Abstract
Introduction:
Cerebral Venous Thrombosis (CVT) poses a rare but life-threatening challenge, warranting meticulous treatment approaches. Traditional therapy involves Vitamin K Antagonists (VKAs), but Newer Oral Anticoagulants (NOACs) offer potential advantages. This study addresses a crucial knowledge gap in the Indian context, analyzing real-world data to guide CVT management decisions.
Methods:
A single-center, ambispective cohort study included consecutive adult CVT patients. Data collection encompassed demographics, clinical data, imaging, and treatment details. Patients were categorized into VKA and NOAC groups. Outcomes measured recanalization status, functional outcomes, bleeding events, and adverse drug reactions.
Results:
Among 181 enrolled patients, NOAC-treated (Group B) individuals had significantly higher rates of complete recanalization (58.5% vs. 31.1%) with a similar incidence of adverse events and also displayed better functional outcomes at weeks 8 and 12 compared to VKA-treated (Group A) patients. Recurrent thromboembolic events were absent in both groups during follow-up.
Conclusion:
This study highlights NOACs’ potential advantages in CVT management, including improved functional outcomes, enhanced recanalization, and similar bleeding risk. Adverse events were milder with NOACs. While acknowledging limitations, these findings support NOACs as a promising alternative to VKAs, advancing CVT care and outcomes.
Keywords: CVT, NOACs in CVT, NOACs versus VKA
INTRODUCTION
Cerebral venous thrombosis (CVT), a relatively rare but potentially life-threatening condition, is characterized by the formation of thrombus within the dural sinuses or the cerebral veins. It often affects individuals across age groups, including young adults and women of childbearing age, and has a prevalence of up to 1.6 per 100,000 persons.[1] The diverse clinical spectrum and complex pathophysiology of CVT demand a meticulous approach to treatment decisions. Traditionally, the standard of care to prevent recurrence of CVT has been vitamin K antagonists (VKAs) such as warfarin. However, the advent of newer oral anticoagulants (NOACs) has introduced alternative therapeutic options that offer potential advantages such as predictable pharmacokinetics, fixed dosing, and limited dietary interactions.[2]
Emerging evidence suggests the noninferiority and efficacy of NOACs in the treatment of CVT, as indicated by the outcomes of several clinical trials and research studies.[3,4] The utilization of NOACs has demonstrated comparable clinical and radiographic results, along with a favorable safety profile, when compared to traditional warfarin therapy. Nevertheless, a significant knowledge gap persists concerning the applicability of these findings to the Indian population. The primary objectives of this study are to evaluate the impact of NOACs and VKAs on CVT patients in terms of functional outcomes, recanalization status, the incidence of bleeding events, and adverse drug reactions. By analyzing real-world data derived from a regionally representative cohort, the study aims to provide valuable insights that can guide evidence-based decision-making in the management of CVT within the Indian population.

# # # # #

What you need to do: Please say whether each statement agrees with the text on cerebral venous thrombosis, answering yes or no and quoting the words that decide it. 1. The study enrolled 181 patients. 2. Recurrent thromboembolic events occurred more often in the VKA group. 3. The study drew its patients from several centers.

# # # # #

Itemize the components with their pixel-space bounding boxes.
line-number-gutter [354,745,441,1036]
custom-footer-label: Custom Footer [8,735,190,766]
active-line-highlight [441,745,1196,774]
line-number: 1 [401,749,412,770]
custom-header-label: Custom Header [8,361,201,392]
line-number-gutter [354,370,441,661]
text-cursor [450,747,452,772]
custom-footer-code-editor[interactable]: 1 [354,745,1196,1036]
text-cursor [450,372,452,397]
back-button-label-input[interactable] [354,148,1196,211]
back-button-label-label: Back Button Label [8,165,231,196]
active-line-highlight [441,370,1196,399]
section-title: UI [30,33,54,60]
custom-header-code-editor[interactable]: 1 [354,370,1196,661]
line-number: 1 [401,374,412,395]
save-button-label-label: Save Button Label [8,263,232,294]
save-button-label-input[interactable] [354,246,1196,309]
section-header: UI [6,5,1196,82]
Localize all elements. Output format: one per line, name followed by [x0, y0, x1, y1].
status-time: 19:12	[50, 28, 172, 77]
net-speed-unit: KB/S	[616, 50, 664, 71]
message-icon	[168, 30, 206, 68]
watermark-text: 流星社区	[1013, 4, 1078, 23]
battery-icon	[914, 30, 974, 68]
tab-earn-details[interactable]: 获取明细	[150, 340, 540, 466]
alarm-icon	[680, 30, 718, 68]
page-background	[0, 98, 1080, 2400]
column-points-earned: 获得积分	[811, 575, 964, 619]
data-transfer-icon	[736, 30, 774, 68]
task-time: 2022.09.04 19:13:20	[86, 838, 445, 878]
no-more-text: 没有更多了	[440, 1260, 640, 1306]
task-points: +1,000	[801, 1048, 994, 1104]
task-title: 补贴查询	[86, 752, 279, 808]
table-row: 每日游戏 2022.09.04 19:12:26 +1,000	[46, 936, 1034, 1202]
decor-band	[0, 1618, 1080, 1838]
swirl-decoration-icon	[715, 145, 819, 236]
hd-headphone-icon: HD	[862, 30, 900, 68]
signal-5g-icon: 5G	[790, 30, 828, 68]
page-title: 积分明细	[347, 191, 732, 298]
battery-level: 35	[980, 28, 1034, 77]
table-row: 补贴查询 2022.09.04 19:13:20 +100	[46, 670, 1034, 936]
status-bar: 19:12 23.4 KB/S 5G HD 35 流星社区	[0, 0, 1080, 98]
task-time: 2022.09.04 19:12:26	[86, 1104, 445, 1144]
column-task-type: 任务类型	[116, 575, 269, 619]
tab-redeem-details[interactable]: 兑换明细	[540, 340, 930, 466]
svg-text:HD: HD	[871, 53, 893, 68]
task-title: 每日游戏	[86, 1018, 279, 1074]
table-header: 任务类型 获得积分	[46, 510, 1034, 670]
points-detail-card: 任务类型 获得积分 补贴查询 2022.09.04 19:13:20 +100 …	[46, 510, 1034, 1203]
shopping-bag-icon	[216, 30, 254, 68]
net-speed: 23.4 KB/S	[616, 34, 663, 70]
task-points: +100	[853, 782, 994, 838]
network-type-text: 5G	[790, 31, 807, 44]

# # # # #

Task response:
1. Yes: "Among 181 enrolled patients"
2. No: "Recurrent thromboembolic events were absent in both groups during follow-up."
3. No: "A single-center, ambispective cohort study included consecutive adult CVT patients."